> [Task requirements]
Retype all material exactly. Pictures stay out of the copy.

___ Records for the exercise

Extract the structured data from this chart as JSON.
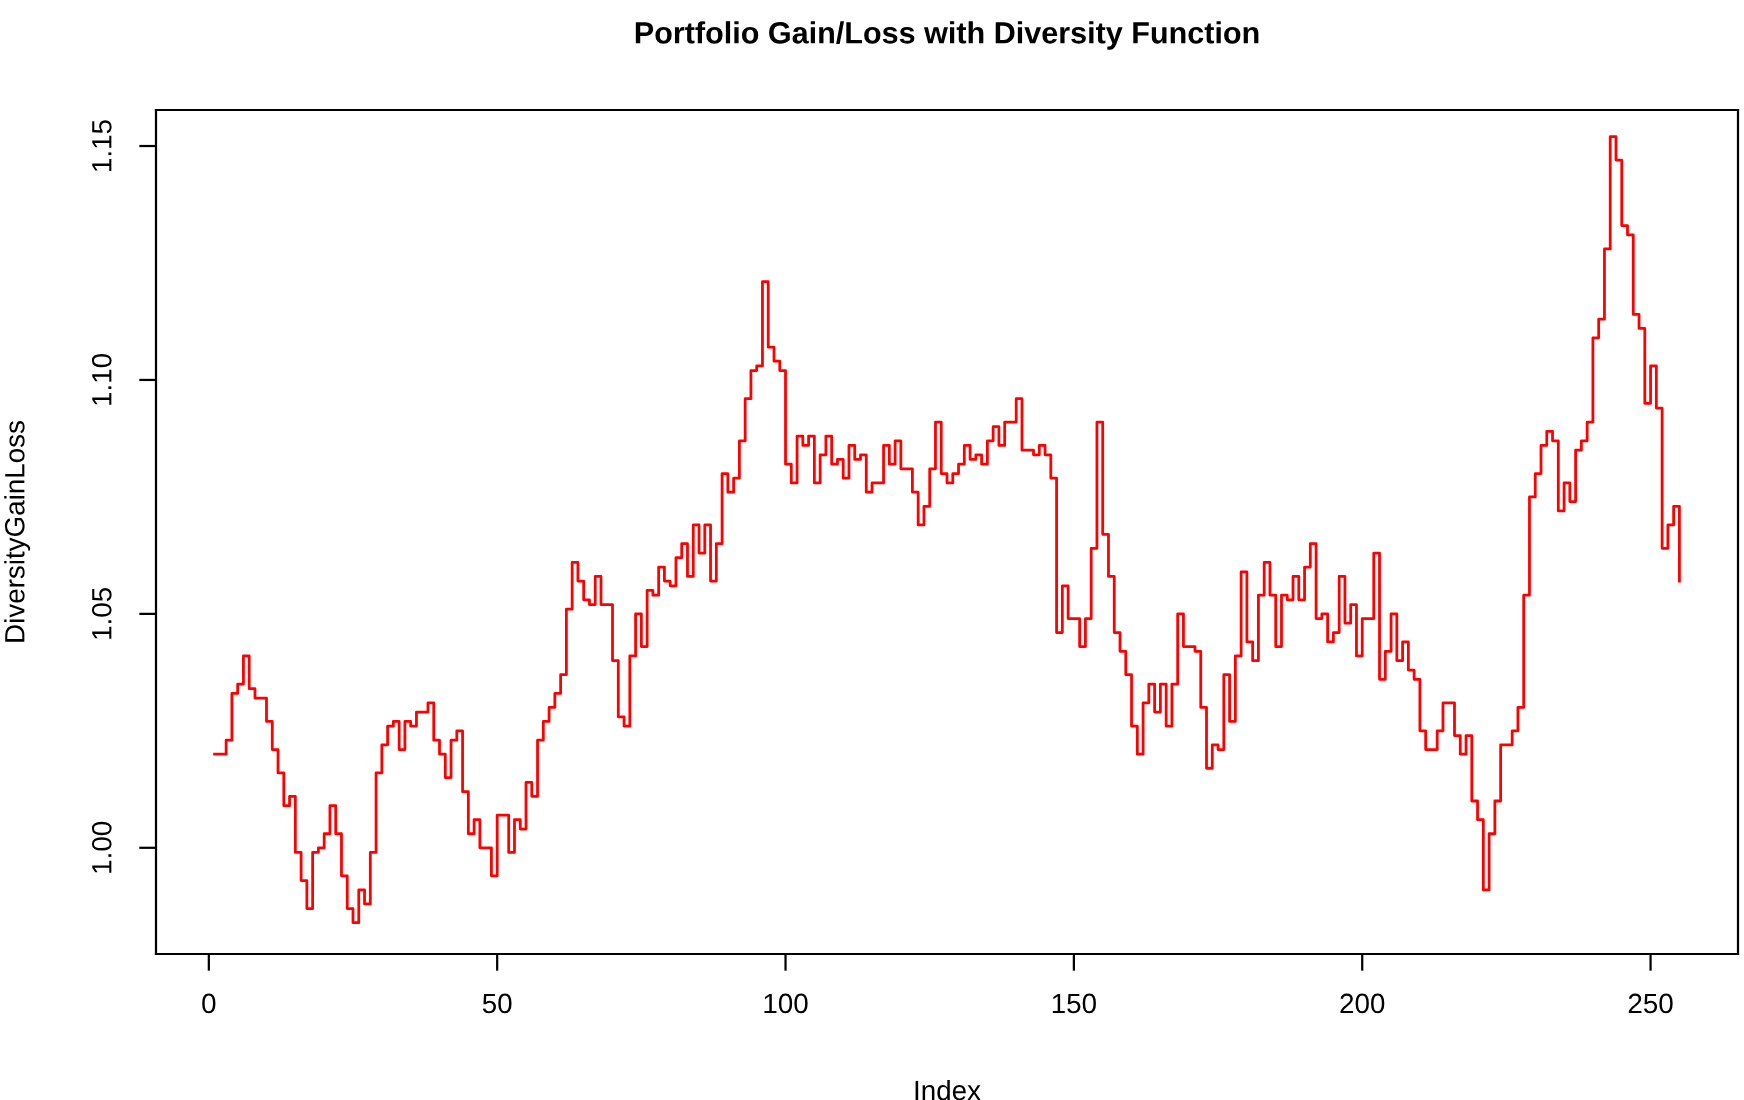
{
  "chart_data": {
    "type": "step",
    "title": "Portfolio Gain/Loss with Diversity Function",
    "xlabel": "Index",
    "ylabel": "DiversityGainLoss",
    "x": [
      1,
      2,
      3,
      4,
      5,
      6,
      7,
      8,
      9,
      10,
      11,
      12,
      13,
      14,
      15,
      16,
      17,
      18,
      19,
      20,
      21,
      22,
      23,
      24,
      25,
      26,
      27,
      28,
      29,
      30,
      31,
      32,
      33,
      34,
      35,
      36,
      37,
      38,
      39,
      40,
      41,
      42,
      43,
      44,
      45,
      46,
      47,
      48,
      49,
      50,
      51,
      52,
      53,
      54,
      55,
      56,
      57,
      58,
      59,
      60,
      61,
      62,
      63,
      64,
      65,
      66,
      67,
      68,
      69,
      70,
      71,
      72,
      73,
      74,
      75,
      76,
      77,
      78,
      79,
      80,
      81,
      82,
      83,
      84,
      85,
      86,
      87,
      88,
      89,
      90,
      91,
      92,
      93,
      94,
      95,
      96,
      97,
      98,
      99,
      100,
      101,
      102,
      103,
      104,
      105,
      106,
      107,
      108,
      109,
      110,
      111,
      112,
      113,
      114,
      115,
      116,
      117,
      118,
      119,
      120,
      121,
      122,
      123,
      124,
      125,
      126,
      127,
      128,
      129,
      130,
      131,
      132,
      133,
      134,
      135,
      136,
      137,
      138,
      139,
      140,
      141,
      142,
      143,
      144,
      145,
      146,
      147,
      148,
      149,
      150,
      151,
      152,
      153,
      154,
      155,
      156,
      157,
      158,
      159,
      160,
      161,
      162,
      163,
      164,
      165,
      166,
      167,
      168,
      169,
      170,
      171,
      172,
      173,
      174,
      175,
      176,
      177,
      178,
      179,
      180,
      181,
      182,
      183,
      184,
      185,
      186,
      187,
      188,
      189,
      190,
      191,
      192,
      193,
      194,
      195,
      196,
      197,
      198,
      199,
      200,
      201,
      202,
      203,
      204,
      205,
      206,
      207,
      208,
      209,
      210,
      211,
      212,
      213,
      214,
      215,
      216,
      217,
      218,
      219,
      220,
      221,
      222,
      223,
      224,
      225,
      226,
      227,
      228,
      229,
      230,
      231,
      232,
      233,
      234,
      235,
      236,
      237,
      238,
      239,
      240,
      241,
      242,
      243,
      244,
      245,
      246,
      247,
      248,
      249,
      250,
      251,
      252,
      253,
      254,
      255
    ],
    "series": [
      {
        "color": "#ff0000",
        "values": [
          1.02,
          1.02,
          1.023,
          1.033,
          1.035,
          1.041,
          1.034,
          1.032,
          1.032,
          1.027,
          1.021,
          1.016,
          1.009,
          1.011,
          0.999,
          0.993,
          0.987,
          0.999,
          1.0,
          1.003,
          1.009,
          1.003,
          0.994,
          0.987,
          0.984,
          0.991,
          0.988,
          0.999,
          1.016,
          1.022,
          1.026,
          1.027,
          1.021,
          1.027,
          1.026,
          1.029,
          1.029,
          1.031,
          1.023,
          1.02,
          1.015,
          1.023,
          1.025,
          1.012,
          1.003,
          1.006,
          1.0,
          1.0,
          0.994,
          1.007,
          1.007,
          0.999,
          1.006,
          1.004,
          1.014,
          1.011,
          1.023,
          1.027,
          1.03,
          1.033,
          1.037,
          1.051,
          1.061,
          1.057,
          1.053,
          1.052,
          1.058,
          1.052,
          1.052,
          1.04,
          1.028,
          1.026,
          1.041,
          1.05,
          1.043,
          1.055,
          1.054,
          1.06,
          1.057,
          1.056,
          1.062,
          1.065,
          1.058,
          1.069,
          1.063,
          1.069,
          1.057,
          1.065,
          1.08,
          1.076,
          1.079,
          1.087,
          1.096,
          1.102,
          1.103,
          1.121,
          1.107,
          1.104,
          1.102,
          1.082,
          1.078,
          1.088,
          1.086,
          1.088,
          1.078,
          1.084,
          1.088,
          1.082,
          1.083,
          1.079,
          1.086,
          1.083,
          1.084,
          1.076,
          1.078,
          1.078,
          1.086,
          1.082,
          1.087,
          1.081,
          1.081,
          1.076,
          1.069,
          1.073,
          1.081,
          1.091,
          1.08,
          1.078,
          1.08,
          1.082,
          1.086,
          1.083,
          1.084,
          1.082,
          1.087,
          1.09,
          1.086,
          1.091,
          1.091,
          1.096,
          1.085,
          1.085,
          1.084,
          1.086,
          1.084,
          1.079,
          1.046,
          1.056,
          1.049,
          1.049,
          1.043,
          1.049,
          1.064,
          1.091,
          1.067,
          1.058,
          1.046,
          1.042,
          1.037,
          1.026,
          1.02,
          1.031,
          1.035,
          1.029,
          1.035,
          1.026,
          1.035,
          1.05,
          1.043,
          1.043,
          1.042,
          1.03,
          1.017,
          1.022,
          1.021,
          1.037,
          1.027,
          1.041,
          1.059,
          1.044,
          1.04,
          1.054,
          1.061,
          1.054,
          1.043,
          1.054,
          1.053,
          1.058,
          1.053,
          1.06,
          1.065,
          1.049,
          1.05,
          1.044,
          1.046,
          1.058,
          1.048,
          1.052,
          1.041,
          1.049,
          1.049,
          1.063,
          1.036,
          1.042,
          1.05,
          1.04,
          1.044,
          1.038,
          1.036,
          1.025,
          1.021,
          1.021,
          1.025,
          1.031,
          1.031,
          1.024,
          1.02,
          1.024,
          1.01,
          1.006,
          0.991,
          1.003,
          1.01,
          1.022,
          1.022,
          1.025,
          1.03,
          1.054,
          1.075,
          1.08,
          1.086,
          1.089,
          1.087,
          1.072,
          1.078,
          1.074,
          1.085,
          1.087,
          1.091,
          1.109,
          1.113,
          1.128,
          1.152,
          1.147,
          1.133,
          1.131,
          1.114,
          1.111,
          1.095,
          1.103,
          1.094,
          1.064,
          1.069,
          1.073,
          1.057
        ]
      }
    ],
    "xlim": [
      -9.16,
      265.16
    ],
    "xticks": [
      0,
      50,
      100,
      150,
      200,
      250
    ],
    "ylim": [
      0.9773,
      1.1577
    ],
    "yticks": [
      {
        "value": 1.0,
        "label": "1.00"
      },
      {
        "value": 1.05,
        "label": "1.05"
      },
      {
        "value": 1.1,
        "label": "1.10"
      },
      {
        "value": 1.15,
        "label": "1.15"
      }
    ],
    "grid": false,
    "legend": false
  }
}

______

> [Correct answer]
Extract the structured data from this chart as JSON.
{
  "chart_data": {
    "type": "step",
    "title": "Portfolio Gain/Loss with Diversity Function",
    "xlabel": "Index",
    "ylabel": "DiversityGainLoss",
    "x": [
      1,
      2,
      3,
      4,
      5,
      6,
      7,
      8,
      9,
      10,
      11,
      12,
      13,
      14,
      15,
      16,
      17,
      18,
      19,
      20,
      21,
      22,
      23,
      24,
      25,
      26,
      27,
      28,
      29,
      30,
      31,
      32,
      33,
      34,
      35,
      36,
      37,
      38,
      39,
      40,
      41,
      42,
      43,
      44,
      45,
      46,
      47,
      48,
      49,
      50,
      51,
      52,
      53,
      54,
      55,
      56,
      57,
      58,
      59,
      60,
      61,
      62,
      63,
      64,
      65,
      66,
      67,
      68,
      69,
      70,
      71,
      72,
      73,
      74,
      75,
      76,
      77,
      78,
      79,
      80,
      81,
      82,
      83,
      84,
      85,
      86,
      87,
      88,
      89,
      90,
      91,
      92,
      93,
      94,
      95,
      96,
      97,
      98,
      99,
      100,
      101,
      102,
      103,
      104,
      105,
      106,
      107,
      108,
      109,
      110,
      111,
      112,
      113,
      114,
      115,
      116,
      117,
      118,
      119,
      120,
      121,
      122,
      123,
      124,
      125,
      126,
      127,
      128,
      129,
      130,
      131,
      132,
      133,
      134,
      135,
      136,
      137,
      138,
      139,
      140,
      141,
      142,
      143,
      144,
      145,
      146,
      147,
      148,
      149,
      150,
      151,
      152,
      153,
      154,
      155,
      156,
      157,
      158,
      159,
      160,
      161,
      162,
      163,
      164,
      165,
      166,
      167,
      168,
      169,
      170,
      171,
      172,
      173,
      174,
      175,
      176,
      177,
      178,
      179,
      180,
      181,
      182,
      183,
      184,
      185,
      186,
      187,
      188,
      189,
      190,
      191,
      192,
      193,
      194,
      195,
      196,
      197,
      198,
      199,
      200,
      201,
      202,
      203,
      204,
      205,
      206,
      207,
      208,
      209,
      210,
      211,
      212,
      213,
      214,
      215,
      216,
      217,
      218,
      219,
      220,
      221,
      222,
      223,
      224,
      225,
      226,
      227,
      228,
      229,
      230,
      231,
      232,
      233,
      234,
      235,
      236,
      237,
      238,
      239,
      240,
      241,
      242,
      243,
      244,
      245,
      246,
      247,
      248,
      249,
      250,
      251,
      252,
      253,
      254,
      255
    ],
    "series": [
      {
        "color": "#ff0000",
        "values": [
          1.02,
          1.02,
          1.023,
          1.033,
          1.035,
          1.041,
          1.034,
          1.032,
          1.032,
          1.027,
          1.021,
          1.016,
          1.009,
          1.011,
          0.999,
          0.993,
          0.987,
          0.999,
          1.0,
          1.003,
          1.009,
          1.003,
          0.994,
          0.987,
          0.984,
          0.991,
          0.988,
          0.999,
          1.016,
          1.022,
          1.026,
          1.027,
          1.021,
          1.027,
          1.026,
          1.029,
          1.029,
          1.031,
          1.023,
          1.02,
          1.015,
          1.023,
          1.025,
          1.012,
          1.003,
          1.006,
          1.0,
          1.0,
          0.994,
          1.007,
          1.007,
          0.999,
          1.006,
          1.004,
          1.014,
          1.011,
          1.023,
          1.027,
          1.03,
          1.033,
          1.037,
          1.051,
          1.061,
          1.057,
          1.053,
          1.052,
          1.058,
          1.052,
          1.052,
          1.04,
          1.028,
          1.026,
          1.041,
          1.05,
          1.043,
          1.055,
          1.054,
          1.06,
          1.057,
          1.056,
          1.062,
          1.065,
          1.058,
          1.069,
          1.063,
          1.069,
          1.057,
          1.065,
          1.08,
          1.076,
          1.079,
          1.087,
          1.096,
          1.102,
          1.103,
          1.121,
          1.107,
          1.104,
          1.102,
          1.082,
          1.078,
          1.088,
          1.086,
          1.088,
          1.078,
          1.084,
          1.088,
          1.082,
          1.083,
          1.079,
          1.086,
          1.083,
          1.084,
          1.076,
          1.078,
          1.078,
          1.086,
          1.082,
          1.087,
          1.081,
          1.081,
          1.076,
          1.069,
          1.073,
          1.081,
          1.091,
          1.08,
          1.078,
          1.08,
          1.082,
          1.086,
          1.083,
          1.084,
          1.082,
          1.087,
          1.09,
          1.086,
          1.091,
          1.091,
          1.096,
          1.085,
          1.085,
          1.084,
          1.086,
          1.084,
          1.079,
          1.046,
          1.056,
          1.049,
          1.049,
          1.043,
          1.049,
          1.064,
          1.091,
          1.067,
          1.058,
          1.046,
          1.042,
          1.037,
          1.026,
          1.02,
          1.031,
          1.035,
          1.029,
          1.035,
          1.026,
          1.035,
          1.05,
          1.043,
          1.043,
          1.042,
          1.03,
          1.017,
          1.022,
          1.021,
          1.037,
          1.027,
          1.041,
          1.059,
          1.044,
          1.04,
          1.054,
          1.061,
          1.054,
          1.043,
          1.054,
          1.053,
          1.058,
          1.053,
          1.06,
          1.065,
          1.049,
          1.05,
          1.044,
          1.046,
          1.058,
          1.048,
          1.052,
          1.041,
          1.049,
          1.049,
          1.063,
          1.036,
          1.042,
          1.05,
          1.04,
          1.044,
          1.038,
          1.036,
          1.025,
          1.021,
          1.021,
          1.025,
          1.031,
          1.031,
          1.024,
          1.02,
          1.024,
          1.01,
          1.006,
          0.991,
          1.003,
          1.01,
          1.022,
          1.022,
          1.025,
          1.03,
          1.054,
          1.075,
          1.08,
          1.086,
          1.089,
          1.087,
          1.072,
          1.078,
          1.074,
          1.085,
          1.087,
          1.091,
          1.109,
          1.113,
          1.128,
          1.152,
          1.147,
          1.133,
          1.131,
          1.114,
          1.111,
          1.095,
          1.103,
          1.094,
          1.064,
          1.069,
          1.073,
          1.057
        ]
      }
    ],
    "xlim": [
      -9.16,
      265.16
    ],
    "xticks": [
      0,
      50,
      100,
      150,
      200,
      250
    ],
    "ylim": [
      0.9773,
      1.1577
    ],
    "yticks": [
      {
        "value": 1.0,
        "label": "1.00"
      },
      {
        "value": 1.05,
        "label": "1.05"
      },
      {
        "value": 1.1,
        "label": "1.10"
      },
      {
        "value": 1.15,
        "label": "1.15"
      }
    ],
    "grid": false,
    "legend": false
  }
}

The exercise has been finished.